§ Objective: From the entries below, extract every line that includes the word "Statistics".

§ Data entries for graphics:
>> Begin

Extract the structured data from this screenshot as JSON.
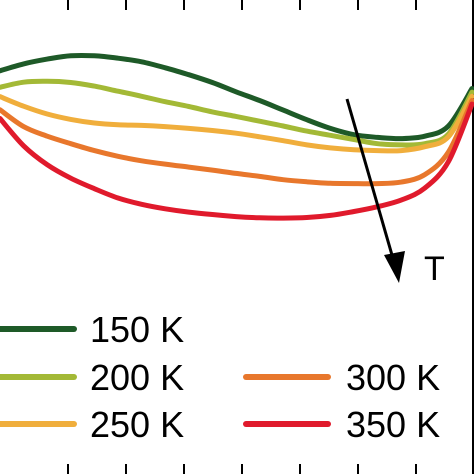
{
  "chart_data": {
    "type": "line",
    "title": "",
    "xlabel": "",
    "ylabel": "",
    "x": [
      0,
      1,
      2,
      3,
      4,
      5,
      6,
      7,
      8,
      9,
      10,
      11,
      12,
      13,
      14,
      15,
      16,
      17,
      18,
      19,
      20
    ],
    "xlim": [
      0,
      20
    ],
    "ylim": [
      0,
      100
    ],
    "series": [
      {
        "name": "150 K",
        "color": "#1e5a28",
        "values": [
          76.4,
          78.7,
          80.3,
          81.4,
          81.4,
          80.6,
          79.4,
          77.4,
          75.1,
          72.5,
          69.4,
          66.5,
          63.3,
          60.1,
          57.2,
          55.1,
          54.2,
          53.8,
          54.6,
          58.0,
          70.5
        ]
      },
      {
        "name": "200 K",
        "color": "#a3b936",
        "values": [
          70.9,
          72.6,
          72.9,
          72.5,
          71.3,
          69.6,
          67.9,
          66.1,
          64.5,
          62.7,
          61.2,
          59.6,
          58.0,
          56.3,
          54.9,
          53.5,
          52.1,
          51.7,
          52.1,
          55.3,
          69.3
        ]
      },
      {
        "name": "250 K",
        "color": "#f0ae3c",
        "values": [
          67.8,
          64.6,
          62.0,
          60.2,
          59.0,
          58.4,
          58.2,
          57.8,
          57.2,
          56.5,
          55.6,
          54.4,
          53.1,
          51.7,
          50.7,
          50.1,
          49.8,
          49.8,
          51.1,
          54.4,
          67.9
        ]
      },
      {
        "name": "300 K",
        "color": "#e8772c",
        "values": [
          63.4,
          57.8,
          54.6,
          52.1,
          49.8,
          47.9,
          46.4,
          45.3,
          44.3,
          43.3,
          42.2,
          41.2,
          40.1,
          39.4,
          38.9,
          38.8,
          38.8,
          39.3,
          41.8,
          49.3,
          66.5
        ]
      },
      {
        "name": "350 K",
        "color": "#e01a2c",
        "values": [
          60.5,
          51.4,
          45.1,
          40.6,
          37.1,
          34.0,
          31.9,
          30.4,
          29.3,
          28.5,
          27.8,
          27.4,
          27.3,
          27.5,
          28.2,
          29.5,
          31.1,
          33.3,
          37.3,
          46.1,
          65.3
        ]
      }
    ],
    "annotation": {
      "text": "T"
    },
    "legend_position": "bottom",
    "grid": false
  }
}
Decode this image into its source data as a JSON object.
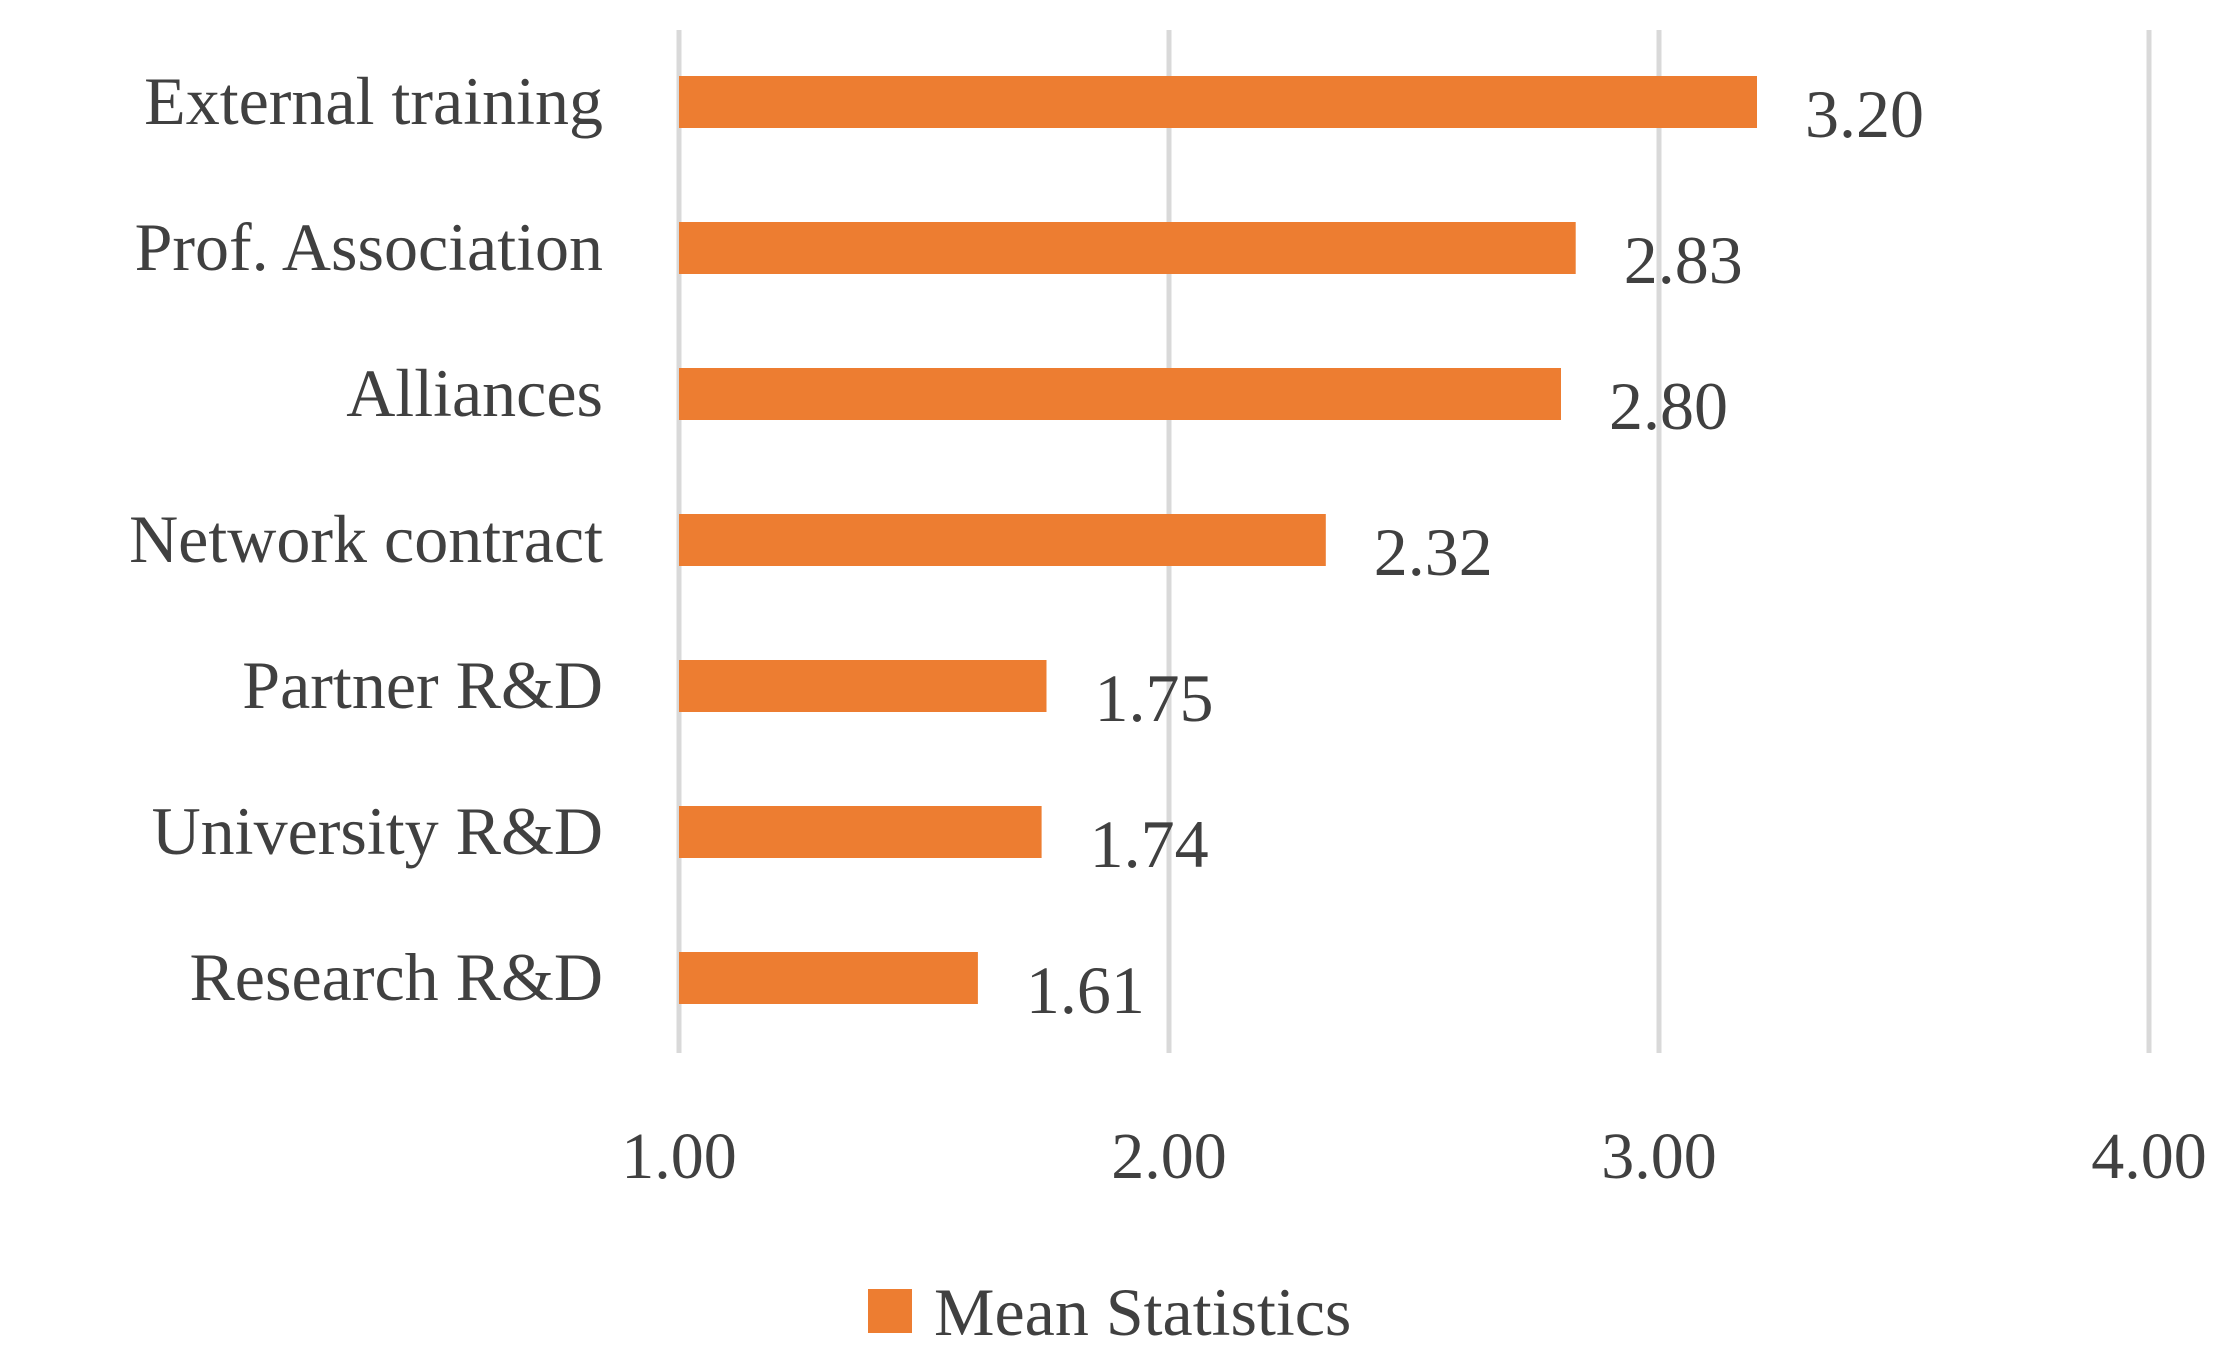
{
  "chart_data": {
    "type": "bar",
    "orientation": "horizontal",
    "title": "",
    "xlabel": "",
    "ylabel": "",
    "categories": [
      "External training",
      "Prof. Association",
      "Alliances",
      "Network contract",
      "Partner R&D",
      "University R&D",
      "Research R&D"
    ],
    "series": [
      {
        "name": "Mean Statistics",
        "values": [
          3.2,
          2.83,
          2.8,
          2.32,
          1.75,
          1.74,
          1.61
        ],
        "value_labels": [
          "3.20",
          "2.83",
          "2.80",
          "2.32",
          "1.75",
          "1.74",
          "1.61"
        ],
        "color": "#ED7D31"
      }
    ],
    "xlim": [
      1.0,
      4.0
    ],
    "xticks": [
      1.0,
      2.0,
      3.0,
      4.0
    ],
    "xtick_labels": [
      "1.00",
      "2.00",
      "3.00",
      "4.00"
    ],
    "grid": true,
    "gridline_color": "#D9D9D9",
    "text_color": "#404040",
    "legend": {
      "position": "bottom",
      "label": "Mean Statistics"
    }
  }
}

>> End

§ Correct output:
        "name": "Mean Statistics",
      "label": "Mean Statistics"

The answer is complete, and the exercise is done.